GOAL OF THE EXERCISE: Make an exact copy of the records, with the pictures left out.

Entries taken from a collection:
⟨

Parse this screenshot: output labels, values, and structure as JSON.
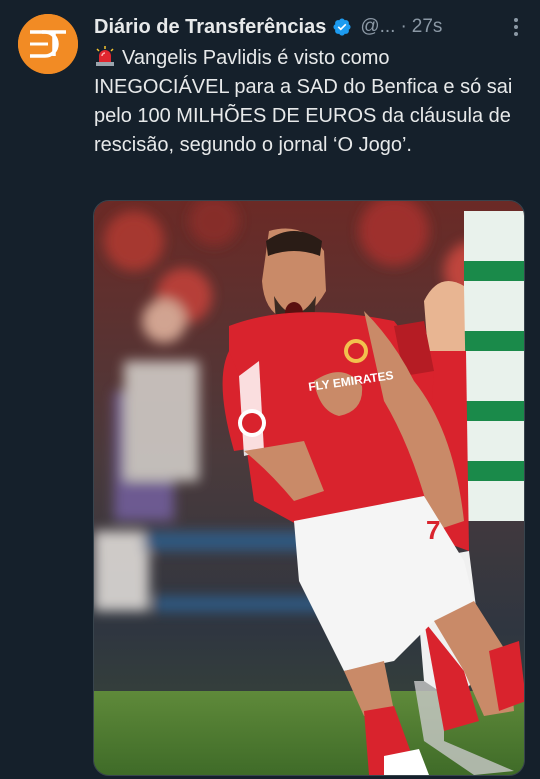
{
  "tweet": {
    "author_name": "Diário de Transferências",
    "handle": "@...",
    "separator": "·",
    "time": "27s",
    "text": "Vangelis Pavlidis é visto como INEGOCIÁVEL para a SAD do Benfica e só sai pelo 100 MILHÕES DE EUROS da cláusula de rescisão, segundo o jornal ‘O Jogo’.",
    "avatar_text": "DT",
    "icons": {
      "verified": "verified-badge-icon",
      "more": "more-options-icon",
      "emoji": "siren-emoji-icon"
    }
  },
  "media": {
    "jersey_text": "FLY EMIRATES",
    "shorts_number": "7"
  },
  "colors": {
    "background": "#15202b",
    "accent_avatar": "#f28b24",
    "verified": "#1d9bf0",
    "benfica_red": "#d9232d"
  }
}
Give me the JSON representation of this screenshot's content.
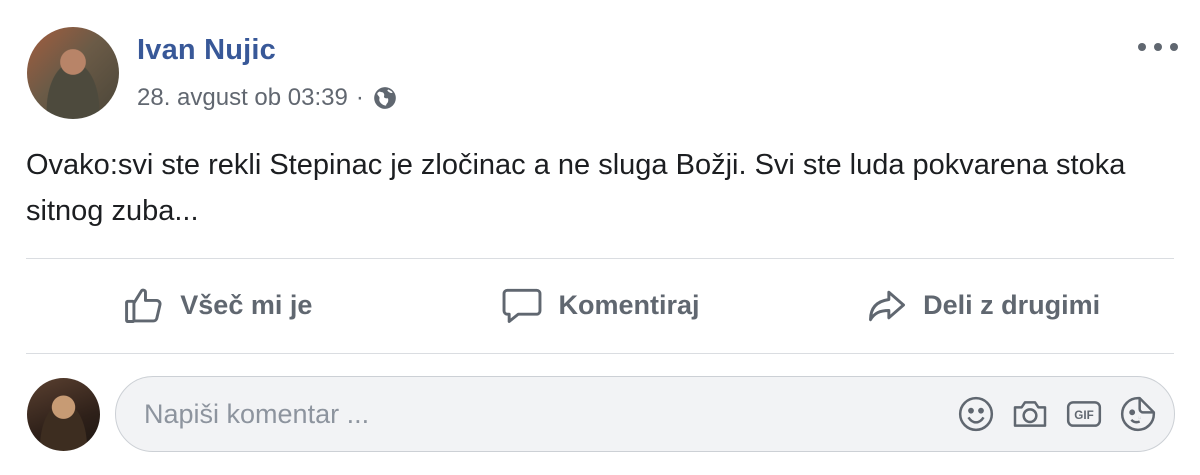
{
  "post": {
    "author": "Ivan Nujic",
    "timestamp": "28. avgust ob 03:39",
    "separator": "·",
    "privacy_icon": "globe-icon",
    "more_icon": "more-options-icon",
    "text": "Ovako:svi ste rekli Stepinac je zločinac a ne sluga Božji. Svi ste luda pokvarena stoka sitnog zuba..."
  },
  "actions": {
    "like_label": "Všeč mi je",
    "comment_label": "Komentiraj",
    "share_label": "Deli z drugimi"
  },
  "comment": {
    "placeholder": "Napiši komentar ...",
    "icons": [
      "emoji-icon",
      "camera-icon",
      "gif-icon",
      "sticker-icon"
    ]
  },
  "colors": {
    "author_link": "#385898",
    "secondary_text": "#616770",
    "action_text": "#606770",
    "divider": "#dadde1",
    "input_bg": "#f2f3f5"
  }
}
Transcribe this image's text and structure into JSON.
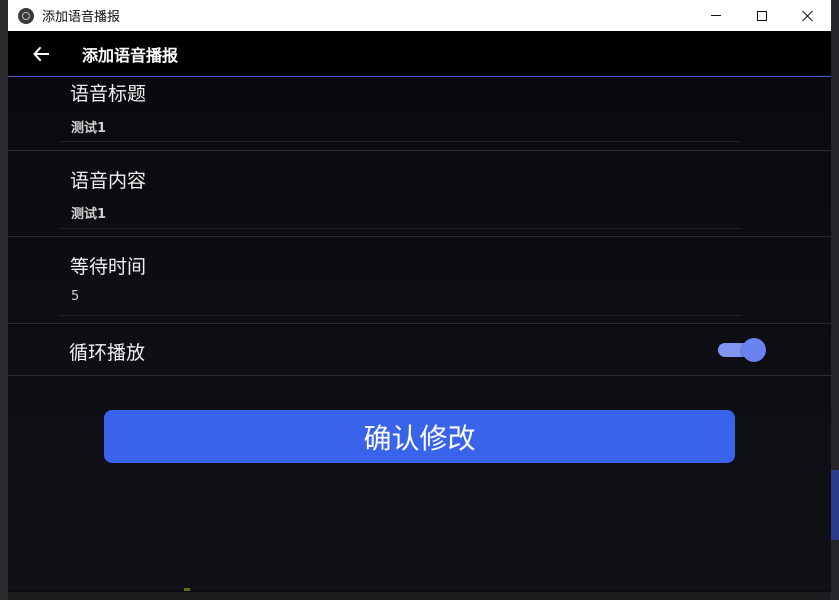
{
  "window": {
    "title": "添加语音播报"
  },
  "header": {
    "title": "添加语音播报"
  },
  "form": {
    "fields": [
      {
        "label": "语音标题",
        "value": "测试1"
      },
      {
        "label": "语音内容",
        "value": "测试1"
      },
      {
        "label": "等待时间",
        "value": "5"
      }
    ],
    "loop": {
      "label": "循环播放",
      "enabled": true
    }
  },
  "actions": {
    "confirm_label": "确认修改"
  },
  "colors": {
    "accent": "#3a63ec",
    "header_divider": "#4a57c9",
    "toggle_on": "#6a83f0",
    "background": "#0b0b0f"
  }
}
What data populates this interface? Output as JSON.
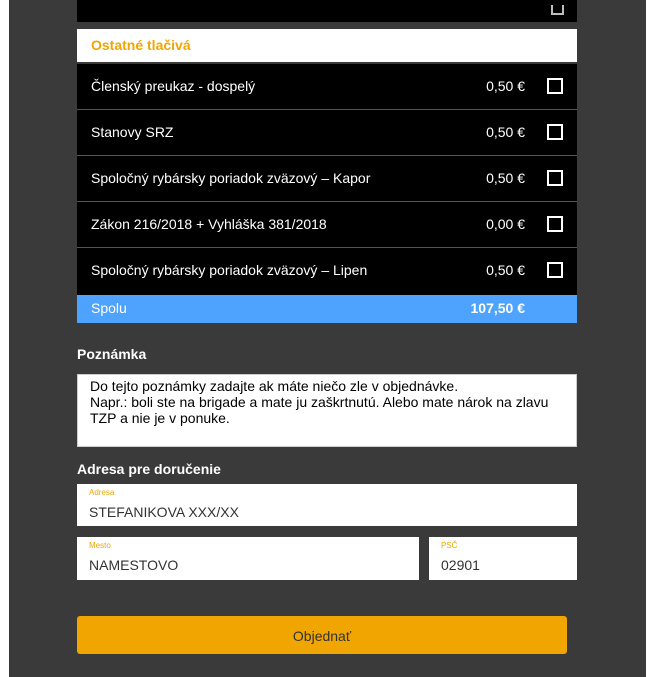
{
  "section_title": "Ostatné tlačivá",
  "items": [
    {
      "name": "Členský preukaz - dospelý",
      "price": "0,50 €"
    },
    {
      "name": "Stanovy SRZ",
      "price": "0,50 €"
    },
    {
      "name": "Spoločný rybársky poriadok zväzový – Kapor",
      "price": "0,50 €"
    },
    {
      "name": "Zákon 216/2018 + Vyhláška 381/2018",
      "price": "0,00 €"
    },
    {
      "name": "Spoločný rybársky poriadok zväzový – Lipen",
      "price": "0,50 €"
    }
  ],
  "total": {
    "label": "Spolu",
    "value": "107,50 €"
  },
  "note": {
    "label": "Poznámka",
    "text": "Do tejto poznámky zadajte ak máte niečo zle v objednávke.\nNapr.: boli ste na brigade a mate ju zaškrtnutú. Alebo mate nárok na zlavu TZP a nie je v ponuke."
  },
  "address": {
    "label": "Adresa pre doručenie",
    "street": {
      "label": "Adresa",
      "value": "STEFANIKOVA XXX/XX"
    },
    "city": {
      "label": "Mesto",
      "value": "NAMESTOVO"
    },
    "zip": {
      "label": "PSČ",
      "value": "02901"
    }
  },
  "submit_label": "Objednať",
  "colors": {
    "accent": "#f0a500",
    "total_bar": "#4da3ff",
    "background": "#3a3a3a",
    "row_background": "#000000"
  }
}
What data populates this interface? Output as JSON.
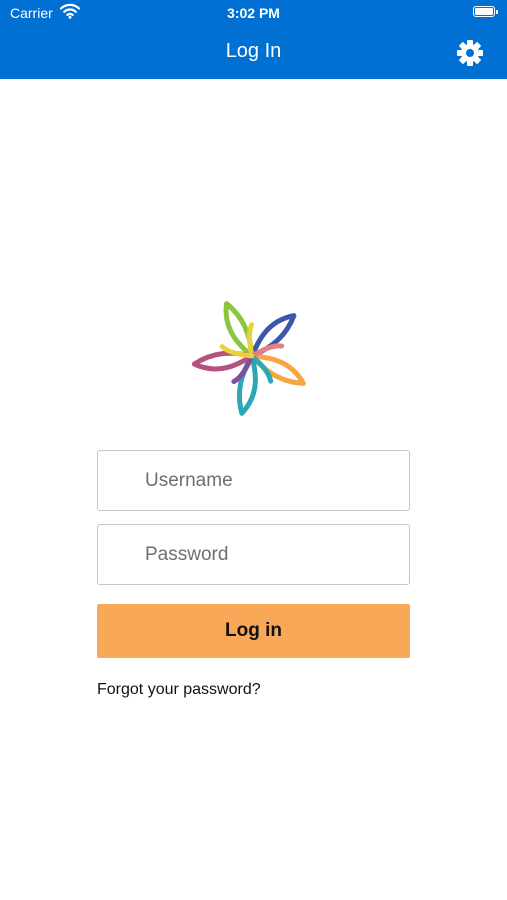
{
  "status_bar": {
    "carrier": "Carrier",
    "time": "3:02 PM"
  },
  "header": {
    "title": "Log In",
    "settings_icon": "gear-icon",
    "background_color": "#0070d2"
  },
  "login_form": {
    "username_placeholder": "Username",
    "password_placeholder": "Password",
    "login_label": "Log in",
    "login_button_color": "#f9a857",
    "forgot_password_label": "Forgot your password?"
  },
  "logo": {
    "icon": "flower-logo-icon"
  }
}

⟩

COMPLETE OUTPUT:
Parse this screenshot: output labels, values, and structure as JSON.
{
  "tweet": {
    "author_name": "Diário de Transferências",
    "handle": "@...",
    "separator": "·",
    "time": "27s",
    "text": "Vangelis Pavlidis é visto como INEGOCIÁVEL para a SAD do Benfica e só sai pelo 100 MILHÕES DE EUROS da cláusula de rescisão, segundo o jornal ‘O Jogo’.",
    "avatar_text": "DT",
    "icons": {
      "verified": "verified-badge-icon",
      "more": "more-options-icon",
      "emoji": "siren-emoji-icon"
    }
  },
  "media": {
    "jersey_text": "FLY EMIRATES",
    "shorts_number": "7"
  },
  "colors": {
    "background": "#15202b",
    "accent_avatar": "#f28b24",
    "verified": "#1d9bf0",
    "benfica_red": "#d9232d"
  }
}
Give me the JSON representation of this screenshot's content.
{
  "post": {
    "author": "Ivan Nujic",
    "timestamp": "28. avgust ob 03:39",
    "separator": "·",
    "privacy_icon": "globe-icon",
    "more_icon": "more-options-icon",
    "text": "Ovako:svi ste rekli Stepinac je zločinac a ne sluga Božji. Svi ste luda pokvarena stoka sitnog zuba..."
  },
  "actions": {
    "like_label": "Všeč mi je",
    "comment_label": "Komentiraj",
    "share_label": "Deli z drugimi"
  },
  "comment": {
    "placeholder": "Napiši komentar ...",
    "icons": [
      "emoji-icon",
      "camera-icon",
      "gif-icon",
      "sticker-icon"
    ]
  },
  "colors": {
    "author_link": "#385898",
    "secondary_text": "#616770",
    "action_text": "#606770",
    "divider": "#dadde1",
    "input_bg": "#f2f3f5"
  }
}
Transcribe this image's text and structure into JSON.
{
  "window": {
    "title": "添加语音播报"
  },
  "header": {
    "title": "添加语音播报"
  },
  "form": {
    "fields": [
      {
        "label": "语音标题",
        "value": "测试1"
      },
      {
        "label": "语音内容",
        "value": "测试1"
      },
      {
        "label": "等待时间",
        "value": "5"
      }
    ],
    "loop": {
      "label": "循环播放",
      "enabled": true
    }
  },
  "actions": {
    "confirm_label": "确认修改"
  },
  "colors": {
    "accent": "#3a63ec",
    "header_divider": "#4a57c9",
    "toggle_on": "#6a83f0",
    "background": "#0b0b0f"
  }
}
What data populates this interface? Output as JSON.
{
  "section_title": "Ostatné tlačivá",
  "items": [
    {
      "name": "Členský preukaz - dospelý",
      "price": "0,50 €"
    },
    {
      "name": "Stanovy SRZ",
      "price": "0,50 €"
    },
    {
      "name": "Spoločný rybársky poriadok zväzový – Kapor",
      "price": "0,50 €"
    },
    {
      "name": "Zákon 216/2018 + Vyhláška 381/2018",
      "price": "0,00 €"
    },
    {
      "name": "Spoločný rybársky poriadok zväzový – Lipen",
      "price": "0,50 €"
    }
  ],
  "total": {
    "label": "Spolu",
    "value": "107,50 €"
  },
  "note": {
    "label": "Poznámka",
    "text": "Do tejto poznámky zadajte ak máte niečo zle v objednávke.\nNapr.: boli ste na brigade a mate ju zaškrtnutú. Alebo mate nárok na zlavu TZP a nie je v ponuke."
  },
  "address": {
    "label": "Adresa pre doručenie",
    "street": {
      "label": "Adresa",
      "value": "STEFANIKOVA XXX/XX"
    },
    "city": {
      "label": "Mesto",
      "value": "NAMESTOVO"
    },
    "zip": {
      "label": "PSČ",
      "value": "02901"
    }
  },
  "submit_label": "Objednať",
  "colors": {
    "accent": "#f0a500",
    "total_bar": "#4da3ff",
    "background": "#3a3a3a",
    "row_background": "#000000"
  }
}
What data populates this interface? Output as JSON.
{
  "status_bar": {
    "carrier": "Carrier",
    "time": "3:02 PM"
  },
  "header": {
    "title": "Log In",
    "settings_icon": "gear-icon",
    "background_color": "#0070d2"
  },
  "login_form": {
    "username_placeholder": "Username",
    "password_placeholder": "Password",
    "login_label": "Log in",
    "login_button_color": "#f9a857",
    "forgot_password_label": "Forgot your password?"
  },
  "logo": {
    "icon": "flower-logo-icon"
  }
}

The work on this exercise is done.